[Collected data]
>> START

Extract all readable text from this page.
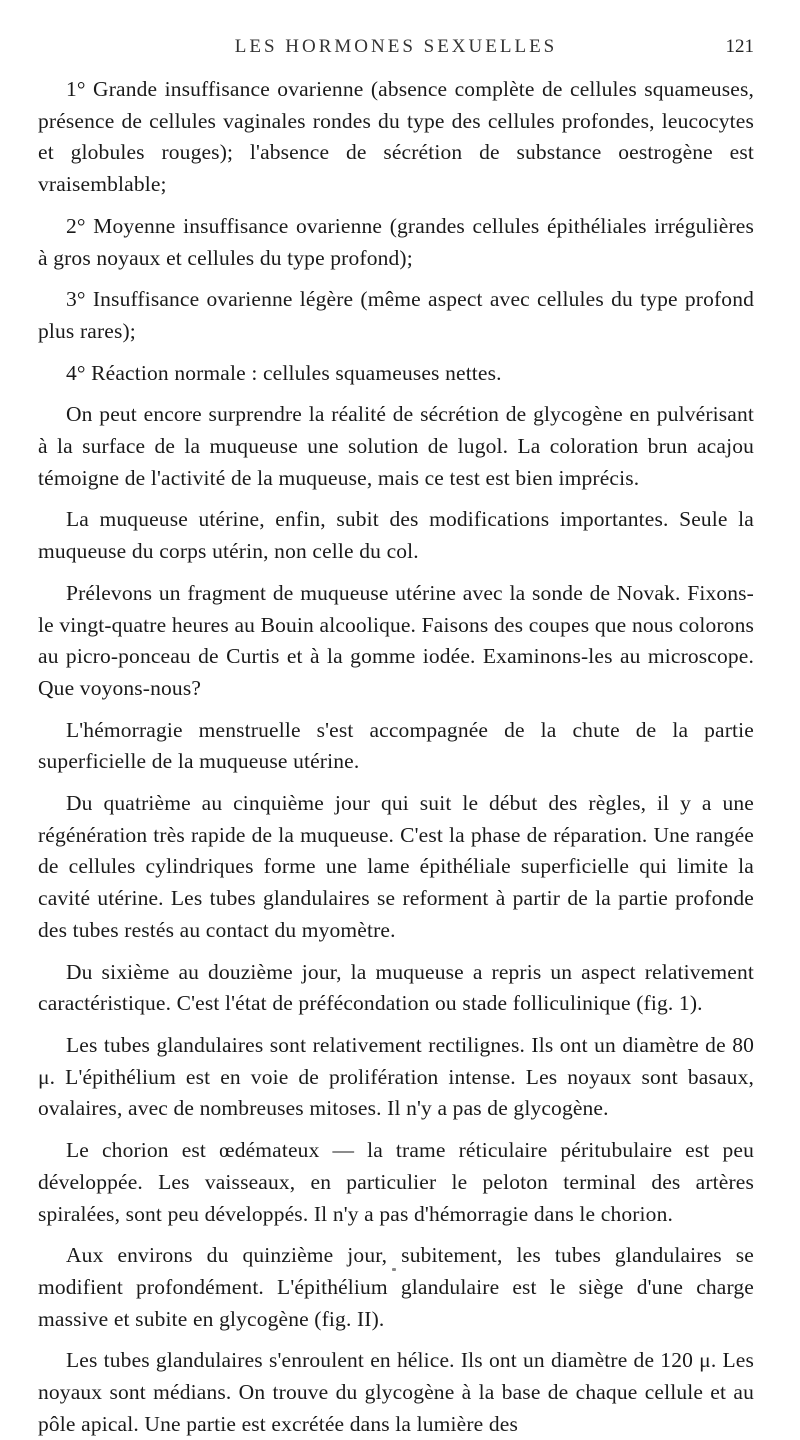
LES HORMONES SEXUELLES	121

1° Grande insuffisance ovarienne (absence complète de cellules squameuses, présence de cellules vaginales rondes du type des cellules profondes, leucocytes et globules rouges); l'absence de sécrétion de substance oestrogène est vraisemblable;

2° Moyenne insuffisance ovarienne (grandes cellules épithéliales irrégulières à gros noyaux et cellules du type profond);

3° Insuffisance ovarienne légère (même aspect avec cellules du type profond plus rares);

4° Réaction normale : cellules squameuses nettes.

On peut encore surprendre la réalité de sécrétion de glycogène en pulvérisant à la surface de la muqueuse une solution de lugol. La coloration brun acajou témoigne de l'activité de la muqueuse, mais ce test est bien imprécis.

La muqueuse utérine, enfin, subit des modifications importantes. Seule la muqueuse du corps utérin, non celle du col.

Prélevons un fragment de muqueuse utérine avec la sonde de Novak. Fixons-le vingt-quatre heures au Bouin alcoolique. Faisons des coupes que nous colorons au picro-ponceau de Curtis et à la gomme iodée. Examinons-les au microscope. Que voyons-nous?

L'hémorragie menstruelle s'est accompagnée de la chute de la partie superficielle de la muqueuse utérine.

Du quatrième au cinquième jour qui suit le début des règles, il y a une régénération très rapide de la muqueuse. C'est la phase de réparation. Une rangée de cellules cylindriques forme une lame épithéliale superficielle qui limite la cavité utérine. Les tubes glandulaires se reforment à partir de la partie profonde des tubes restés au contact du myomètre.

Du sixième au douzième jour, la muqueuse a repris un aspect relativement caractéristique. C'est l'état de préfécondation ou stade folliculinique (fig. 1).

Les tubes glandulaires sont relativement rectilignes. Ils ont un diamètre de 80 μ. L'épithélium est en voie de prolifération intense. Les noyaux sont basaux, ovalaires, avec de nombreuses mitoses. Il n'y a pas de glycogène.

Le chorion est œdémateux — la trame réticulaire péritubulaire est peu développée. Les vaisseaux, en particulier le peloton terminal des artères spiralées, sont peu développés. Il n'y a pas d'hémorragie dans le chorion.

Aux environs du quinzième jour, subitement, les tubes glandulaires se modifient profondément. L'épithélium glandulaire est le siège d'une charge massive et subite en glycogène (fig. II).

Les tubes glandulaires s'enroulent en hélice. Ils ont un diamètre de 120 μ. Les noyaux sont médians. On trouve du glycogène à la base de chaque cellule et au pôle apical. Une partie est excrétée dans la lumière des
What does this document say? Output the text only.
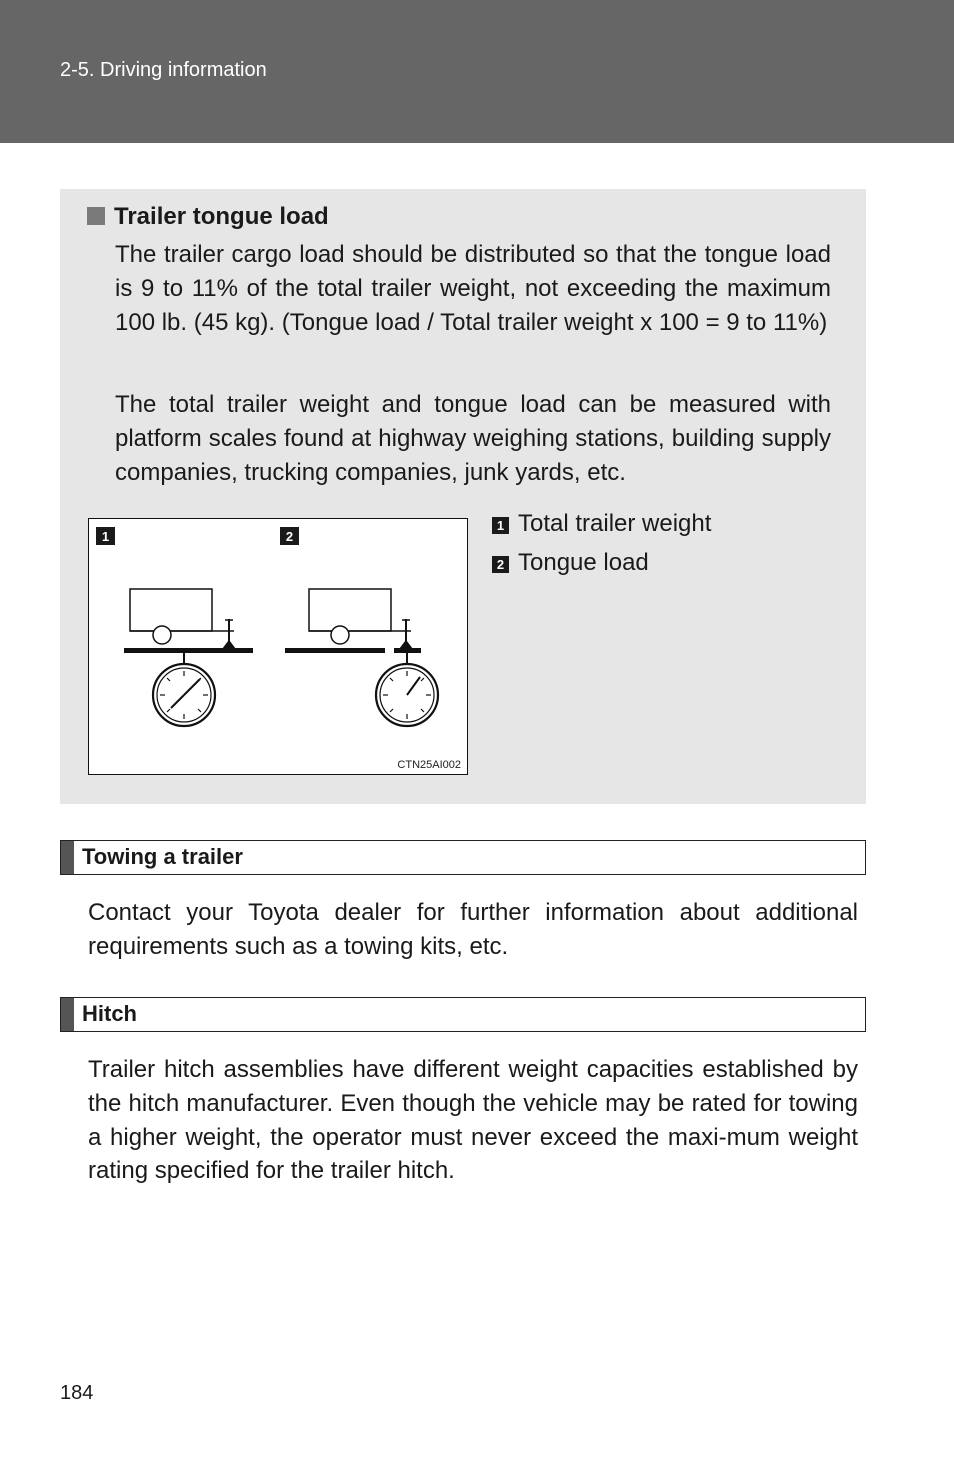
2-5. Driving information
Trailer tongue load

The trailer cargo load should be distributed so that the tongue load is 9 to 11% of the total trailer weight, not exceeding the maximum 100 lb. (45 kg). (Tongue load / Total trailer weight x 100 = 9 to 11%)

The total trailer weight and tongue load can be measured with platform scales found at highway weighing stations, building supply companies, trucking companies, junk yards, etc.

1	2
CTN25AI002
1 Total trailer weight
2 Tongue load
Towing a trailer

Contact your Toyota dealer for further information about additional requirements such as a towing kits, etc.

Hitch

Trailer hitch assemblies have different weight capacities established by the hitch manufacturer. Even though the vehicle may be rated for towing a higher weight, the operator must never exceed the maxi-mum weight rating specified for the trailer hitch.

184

>> END
>> START

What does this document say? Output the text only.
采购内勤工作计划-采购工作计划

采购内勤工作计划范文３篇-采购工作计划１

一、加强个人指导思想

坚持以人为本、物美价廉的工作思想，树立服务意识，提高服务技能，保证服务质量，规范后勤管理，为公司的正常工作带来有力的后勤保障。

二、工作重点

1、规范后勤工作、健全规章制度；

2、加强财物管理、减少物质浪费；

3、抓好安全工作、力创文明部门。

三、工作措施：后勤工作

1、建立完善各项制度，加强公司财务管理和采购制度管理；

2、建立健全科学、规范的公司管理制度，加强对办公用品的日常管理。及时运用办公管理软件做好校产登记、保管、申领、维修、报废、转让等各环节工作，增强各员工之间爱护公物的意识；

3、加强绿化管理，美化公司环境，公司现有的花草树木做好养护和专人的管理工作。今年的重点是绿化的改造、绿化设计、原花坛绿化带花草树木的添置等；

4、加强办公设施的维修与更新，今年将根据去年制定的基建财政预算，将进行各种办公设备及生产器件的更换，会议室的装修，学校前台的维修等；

>> END

Direction - Pick out the lines that contain "noyaux" and copy them.

In response -
2° Moyenne insuffisance ovarienne (grandes cellules épithéliales irrégulières à gros noyaux et cellules du type profond);
Les tubes glandulaires sont relativement rectilignes. Ils ont un diamètre de 80 μ. L'épithélium est en voie de prolifération intense. Les noyaux sont basaux, ovalaires, avec de nombreuses mitoses. Il n'y a pas de glycogène.
Les tubes glandulaires s'enroulent en hélice. Ils ont un diamètre de 120 μ. Les noyaux sont médians. On trouve du glycogène à la base de chaque cellule et au pôle apical. Une partie est excrétée dans la lumière des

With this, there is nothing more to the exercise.